++++ RECORDS FOR THIS EXERCISE

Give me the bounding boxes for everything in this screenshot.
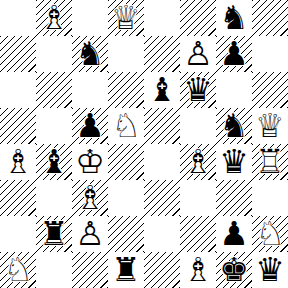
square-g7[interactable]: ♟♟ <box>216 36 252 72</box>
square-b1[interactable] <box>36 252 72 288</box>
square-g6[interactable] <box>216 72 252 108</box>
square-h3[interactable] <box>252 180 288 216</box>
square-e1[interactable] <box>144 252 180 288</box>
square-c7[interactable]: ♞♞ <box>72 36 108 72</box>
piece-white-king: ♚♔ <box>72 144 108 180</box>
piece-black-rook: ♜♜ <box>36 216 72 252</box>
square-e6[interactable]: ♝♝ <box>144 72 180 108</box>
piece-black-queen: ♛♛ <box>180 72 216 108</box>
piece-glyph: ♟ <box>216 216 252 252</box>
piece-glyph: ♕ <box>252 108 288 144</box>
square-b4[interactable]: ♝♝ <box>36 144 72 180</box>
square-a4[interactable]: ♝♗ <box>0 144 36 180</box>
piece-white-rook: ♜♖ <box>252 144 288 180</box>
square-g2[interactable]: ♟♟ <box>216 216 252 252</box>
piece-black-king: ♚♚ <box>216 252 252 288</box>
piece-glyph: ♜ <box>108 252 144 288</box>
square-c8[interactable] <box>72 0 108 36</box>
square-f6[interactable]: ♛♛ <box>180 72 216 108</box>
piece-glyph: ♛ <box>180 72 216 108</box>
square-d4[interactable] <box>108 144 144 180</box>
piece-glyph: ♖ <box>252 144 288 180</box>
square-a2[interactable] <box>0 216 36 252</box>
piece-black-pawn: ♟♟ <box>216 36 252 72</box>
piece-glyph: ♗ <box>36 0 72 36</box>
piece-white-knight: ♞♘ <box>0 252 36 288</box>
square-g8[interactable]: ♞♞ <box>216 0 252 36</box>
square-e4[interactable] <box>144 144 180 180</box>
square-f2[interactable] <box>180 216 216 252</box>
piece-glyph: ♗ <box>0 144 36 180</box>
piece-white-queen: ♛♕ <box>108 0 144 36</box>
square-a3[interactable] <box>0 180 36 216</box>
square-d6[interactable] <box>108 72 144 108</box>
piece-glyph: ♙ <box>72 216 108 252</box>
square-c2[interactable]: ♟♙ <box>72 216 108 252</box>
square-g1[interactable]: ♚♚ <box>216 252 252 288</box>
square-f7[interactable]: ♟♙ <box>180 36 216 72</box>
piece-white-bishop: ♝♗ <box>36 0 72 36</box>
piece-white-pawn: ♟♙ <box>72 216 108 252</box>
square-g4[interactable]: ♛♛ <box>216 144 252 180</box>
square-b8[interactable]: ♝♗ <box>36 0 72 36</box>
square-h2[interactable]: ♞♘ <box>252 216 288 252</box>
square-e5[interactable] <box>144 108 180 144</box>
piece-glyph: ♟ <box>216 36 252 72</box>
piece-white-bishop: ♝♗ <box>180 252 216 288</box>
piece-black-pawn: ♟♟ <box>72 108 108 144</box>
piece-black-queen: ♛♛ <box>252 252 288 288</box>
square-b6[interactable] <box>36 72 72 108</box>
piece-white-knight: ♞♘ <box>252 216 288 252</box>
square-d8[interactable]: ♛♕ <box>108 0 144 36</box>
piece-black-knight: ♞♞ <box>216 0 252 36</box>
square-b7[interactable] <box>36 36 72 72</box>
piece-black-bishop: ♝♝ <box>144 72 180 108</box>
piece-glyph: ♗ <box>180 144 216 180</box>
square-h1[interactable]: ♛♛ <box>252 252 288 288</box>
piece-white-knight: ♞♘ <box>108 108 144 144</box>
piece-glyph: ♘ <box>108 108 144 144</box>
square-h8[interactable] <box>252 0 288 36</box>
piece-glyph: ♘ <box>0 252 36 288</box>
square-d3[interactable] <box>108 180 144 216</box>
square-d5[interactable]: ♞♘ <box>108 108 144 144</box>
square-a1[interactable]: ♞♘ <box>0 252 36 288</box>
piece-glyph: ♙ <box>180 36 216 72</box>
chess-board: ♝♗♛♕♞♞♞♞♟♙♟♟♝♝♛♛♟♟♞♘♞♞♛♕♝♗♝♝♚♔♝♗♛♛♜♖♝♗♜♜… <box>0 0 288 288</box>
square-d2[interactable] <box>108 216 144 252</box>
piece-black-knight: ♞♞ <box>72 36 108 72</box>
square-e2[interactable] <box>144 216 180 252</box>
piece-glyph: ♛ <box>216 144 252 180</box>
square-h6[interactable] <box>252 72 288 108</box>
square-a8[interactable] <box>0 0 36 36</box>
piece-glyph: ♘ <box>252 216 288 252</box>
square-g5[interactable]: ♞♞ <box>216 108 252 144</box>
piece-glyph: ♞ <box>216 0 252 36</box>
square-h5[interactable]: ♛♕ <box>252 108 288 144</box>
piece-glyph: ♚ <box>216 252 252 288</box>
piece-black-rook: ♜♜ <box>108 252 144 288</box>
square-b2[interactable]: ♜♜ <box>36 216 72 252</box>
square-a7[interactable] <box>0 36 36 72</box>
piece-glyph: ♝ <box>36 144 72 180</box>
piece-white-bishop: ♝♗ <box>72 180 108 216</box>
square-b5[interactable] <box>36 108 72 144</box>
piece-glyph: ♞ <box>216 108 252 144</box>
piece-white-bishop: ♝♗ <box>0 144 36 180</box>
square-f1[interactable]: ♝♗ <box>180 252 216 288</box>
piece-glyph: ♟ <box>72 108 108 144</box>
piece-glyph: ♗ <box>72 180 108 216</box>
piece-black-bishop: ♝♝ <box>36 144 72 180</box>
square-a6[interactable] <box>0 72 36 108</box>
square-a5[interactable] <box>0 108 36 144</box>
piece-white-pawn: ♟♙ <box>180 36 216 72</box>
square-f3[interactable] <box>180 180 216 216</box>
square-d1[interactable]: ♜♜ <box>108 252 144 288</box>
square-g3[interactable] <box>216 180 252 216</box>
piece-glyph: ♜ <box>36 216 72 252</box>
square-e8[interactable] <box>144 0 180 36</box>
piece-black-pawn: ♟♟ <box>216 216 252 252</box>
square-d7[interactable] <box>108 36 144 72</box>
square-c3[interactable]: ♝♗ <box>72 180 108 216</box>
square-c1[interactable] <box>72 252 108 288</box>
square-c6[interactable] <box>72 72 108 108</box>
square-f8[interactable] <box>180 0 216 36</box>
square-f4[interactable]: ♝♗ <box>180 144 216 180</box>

++++++++

§ AIM OF THE EXERCISE: Render every line above as a JSON list of strings, one string per line, leaving out blank lines and the pictures.

§ FINISHED TASK:
[
  "Give me the bounding boxes for everything in this screenshot.",
  "square-g7[interactable]: ♟♟ <box>216 36 252 72</box>",
  "square-b1[interactable] <box>36 252 72 288</box>",
  "square-g6[interactable] <box>216 72 252 108</box>",
  "square-h3[interactable] <box>252 180 288 216</box>",
  "square-e1[interactable] <box>144 252 180 288</box>",
  "square-c7[interactable]: ♞♞ <box>72 36 108 72</box>",
  "piece-white-king: ♚♔ <box>72 144 108 180</box>",
  "piece-black-rook: ♜♜ <box>36 216 72 252</box>",
  "square-e6[interactable]: ♝♝ <box>144 72 180 108</box>",
  "piece-black-queen: ♛♛ <box>180 72 216 108</box>",
  "piece-glyph: ♟ <box>216 216 252 252</box>",
  "piece-glyph: ♕ <box>252 108 288 144</box>",
  "square-b4[interactable]: ♝♝ <box>36 144 72 180</box>",
  "square-a4[interactable]: ♝♗ <box>0 144 36 180</box>",
  "piece-white-rook: ♜♖ <box>252 144 288 180</box>",
  "square-g2[interactable]: ♟♟ <box>216 216 252 252</box>",
  "piece-black-king: ♚♚ <box>216 252 252 288</box>",
  "piece-glyph: ♜ <box>108 252 144 288</box>",
  "square-c8[interactable] <box>72 0 108 36</box>",
  "square-f6[interactable]: ♛♛ <box>180 72 216 108</box>",
  "piece-glyph: ♛ <box>180 72 216 108</box>",
  "square-d4[interactable] <box>108 144 144 180</box>",
  "piece-glyph: ♖ <box>252 144 288 180</box>",
  "square-a2[interactable] <box>0 216 36 252</box>",
  "piece-black-pawn: ♟♟ <box>216 36 252 72</box>",
  "piece-glyph: ♗ <box>36 0 72 36</box>",
  "piece-white-knight: ♞♘ <box>0 252 36 288</box>",
  "square-g8[interactable]: ♞♞ <box>216 0 252 36</box>",
  "square-e4[interactable] <box>144 144 180 180</box>",
  "square-f2[interactable] <box>180 216 216 252</box>",
  "piece-glyph: ♗ <box>0 144 36 180</box>",
  "piece-white-queen: ♛♕ <box>108 0 144 36</box>",
  "square-a3[interactable] <box>0 180 36 216</box>",
  "square-d6[interactable] <box>108 72 144 108</box>",
  "piece-glyph: ♙ <box>72 216 108 252</box>",
  "square-c2[interactable]: ♟♙ <box>72 216 108 252</box>",
  "square-g1[interactable]: ♚♚ <box>216 252 252 288</box>",
  "square-f7[interactable]: ♟♙ <box>180 36 216 72</box>",
  "piece-white-bishop: ♝♗ <box>36 0 72 36</box>",
  "piece-white-pawn: ♟♙ <box>72 216 108 252</box>",
  "square-g4[interactable]: ♛♛ <box>216 144 252 180</box>",
  "square-b8[interactable]: ♝♗ <box>36 0 72 36</box>",
  "square-h2[interactable]: ♞♘ <box>252 216 288 252</box>",
  "square-e5[interactable] <box>144 108 180 144</box>",
  "piece-glyph: ♟ <box>216 36 252 72</box>",
  "piece-white-bishop: ♝♗ <box>180 252 216 288</box>",
  "piece-black-pawn: ♟♟ <box>72 108 108 144</box>",
  "piece-black-queen: ♛♛ <box>252 252 288 288</box>",
  "square-b6[interactable] <box>36 72 72 108</box>",
  "piece-white-knight: ♞♘ <box>252 216 288 252</box>",
  "square-d8[interactable]: ♛♕ <box>108 0 144 36</box>",
  "piece-black-knight: ♞♞ <box>216 0 252 36</box>",
  "square-b7[interactable] <box>36 36 72 72</box>",
  "piece-black-bishop: ♝♝ <box>144 72 180 108</box>",
  "piece-glyph: ♗ <box>180 144 216 180</box>",
  "square-h1[interactable]: ♛♛ <box>252 252 288 288</box>",
  "piece-white-knight: ♞♘ <box>108 108 144 144</box>",
  "piece-glyph: ♘ <box>108 108 144 144</box>",
  "square-h8[interactable] <box>252 0 288 36</box>",
  "piece-glyph: ♘ <box>0 252 36 288</box>",
  "square-d3[interactable] <box>108 180 144 216</box>",
  "square-d5[interactable]: ♞♘ <box>108 108 144 144</box>",
  "square-a1[interactable]: ♞♘ <box>0 252 36 288</box>",
  "piece-glyph: ♙ <box>180 36 216 72</box>",
  "chess-board: ♝♗♛♕♞♞♞♞♟♙♟♟♝♝♛♛♟♟♞♘♞♞♛♕♝♗♝♝♚♔♝♗♛♛♜♖♝♗♜♜… <box>0 0 288 288</box>",
  "square-d2[interactable] <box>108 216 144 252</box>",
  "piece-black-knight: ♞♞ <box>72 36 108 72</box>",
  "square-e2[interactable] <box>144 216 180 252</box>",
  "piece-glyph: ♛ <box>216 144 252 180</box>",
  "square-h6[interactable] <box>252 72 288 108</box>",
  "square-a8[interactable] <box>0 0 36 36</box>",
  "piece-glyph: ♘ <box>252 216 288 252</box>",
  "square-g5[interactable]: ♞♞ <box>216 108 252 144</box>",
  "piece-glyph: ♞ <box>216 0 252 36</box>",
  "square-h5[interactable]: ♛♕ <box>252 108 288 144</box>",
  "piece-glyph: ♚ <box>216 252 252 288</box>",
  "piece-black-rook: ♜♜ <box>108 252 144 288</box>",
  "square-b2[interactable]: ♜♜ <box>36 216 72 252</box>",
  "square-a7[interactable] <box>0 36 36 72</box>",
  "piece-glyph: ♝ <box>36 144 72 180</box>",
  "piece-white-bishop: ♝♗ <box>72 180 108 216</box>",
  "square-b5[interactable] <box>36 108 72 144</box>",
  "piece-glyph: ♞ <box>216 108 252 144</box>",
  "piece-white-bishop: ♝♗ <box>0 144 36 180</box>",
  "square-f1[interactable]: ♝♗ <box>180 252 216 288</box>",
  "piece-glyph: ♟ <box>72 108 108 144</box>",
  "piece-glyph: ♗ <box>72 180 108 216</box>",
  "piece-black-bishop: ♝♝ <box>36 144 72 180</box>",
  "square-a6[interactable] <box>0 72 36 108</box>",
  "square-a5[interactable] <box>0 108 36 144</box>",
  "piece-white-pawn: ♟♙ <box>180 36 216 72</box>",
  "square-f3[interactable] <box>180 180 216 216</box>",
  "square-d1[interactable]: ♜♜ <box>108 252 144 288</box>",
  "square-g3[interactable] <box>216 180 252 216</box>",
  "piece-glyph: ♜ <box>36 216 72 252</box>",
  "square-e8[interactable] <box>144 0 180 36</box>",
  "piece-black-pawn: ♟♟ <box>216 216 252 252</box>",
  "square-d7[interactable] <box>108 36 144 72</box>",
  "square-c3[interactable]: ♝♗ <box>72 180 108 216</box>",
  "square-c1[interactable] <box>72 252 108 288</box>",
  "square-c6[interactable] <box>72 72 108 108</box>",
  "square-f8[interactable] <box>180 0 216 36</box>",
  "square-f4[interactable]: ♝♗ <box>180 144 216 180</box>"
]